▶ Exercise description
Repeat the lines below exactly as they appear, but leave out the images.

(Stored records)

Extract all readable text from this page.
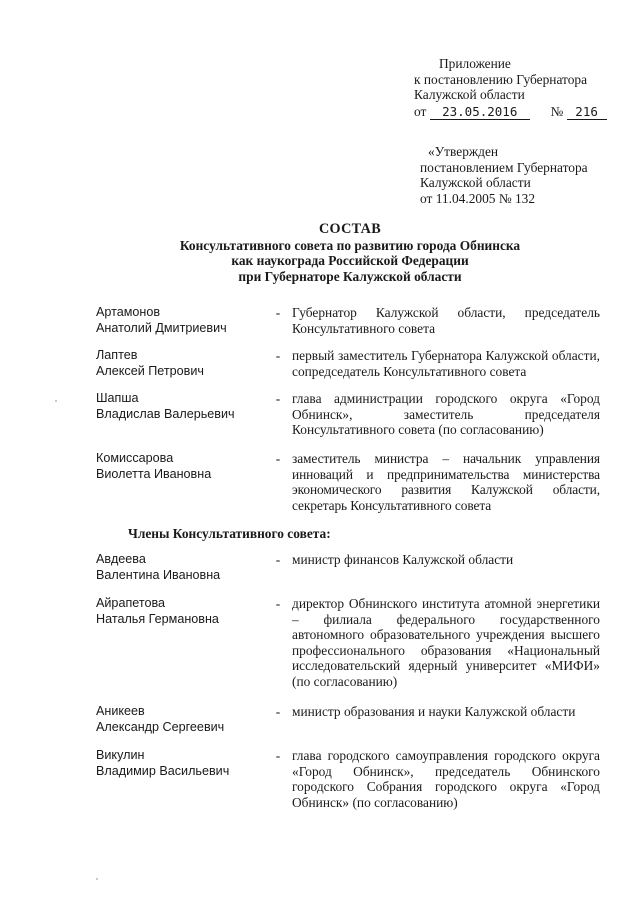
Приложение
к постановлению Губернатора
Калужской области
от 23.05.2016 № 216
«Утвержден
постановлением Губернатора
Калужской области
от 11.04.2005 № 132
СОСТАВ
Консультативного совета по развитию города Обнинска
как наукограда Российской Федерации
при Губернаторе Калужской области
Артамонов
Анатолий Дмитриевич
- Губернатор Калужской области, председатель Консультативного совета
Лаптев
Алексей Петрович
- первый заместитель Губернатора Калужской области, сопредседатель Консультативного совета
Шапша
Владислав Валерьевич
- глава администрации городского округа «Город Обнинск», заместитель председателя Консультативного совета (по согласованию)
Комиссарова
Виолетта Ивановна
- заместитель министра – начальник управления инноваций и предпринимательства министерства экономического развития Калужской области, секретарь Консультативного совета
Члены Консультативного совета:
Авдеева
Валентина Ивановна
- министр финансов Калужской области
Айрапетова
Наталья Германовна
- директор Обнинского института атомной энергетики – филиала федерального государственного автономного образовательного учреждения высшего профессионального образования «Национальный исследовательский ядерный университет «МИФИ» (по согласованию)
Аникеев
Александр Сергеевич
- министр образования и науки Калужской области
Викулин
Владимир Васильевич
- глава городского самоуправления городского округа «Город Обнинск», председатель Обнинского городского Собрания городского округа «Город Обнинск» (по согласованию)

▶ Answer
Extract all readable text from this page.
Приложение
к постановлению Губернатора
Калужской области
от 23.05.2016 № 216
«Утвержден
постановлением Губернатора
Калужской области
от 11.04.2005 № 132
СОСТАВ
Консультативного совета по развитию города Обнинска
как наукограда Российской Федерации
при Губернаторе Калужской области
Артамонов
Анатолий Дмитриевич
- Губернатор Калужской области, председатель Консультативного совета
Лаптев
Алексей Петрович
- первый заместитель Губернатора Калужской области, сопредседатель Консультативного совета
Шапша
Владислав Валерьевич
- глава администрации городского округа «Город Обнинск», заместитель председателя Консультативного совета (по согласованию)
Комиссарова
Виолетта Ивановна
- заместитель министра – начальник управления инноваций и предпринимательства министерства экономического развития Калужской области, секретарь Консультативного совета
Члены Консультативного совета:
Авдеева
Валентина Ивановна
- министр финансов Калужской области
Айрапетова
Наталья Германовна
- директор Обнинского института атомной энергетики – филиала федерального государственного автономного образовательного учреждения высшего профессионального образования «Национальный исследовательский ядерный университет «МИФИ» (по согласованию)
Аникеев
Александр Сергеевич
- министр образования и науки Калужской области
Викулин
Владимир Васильевич
- глава городского самоуправления городского округа «Город Обнинск», председатель Обнинского городского Собрания городского округа «Город Обнинск» (по согласованию)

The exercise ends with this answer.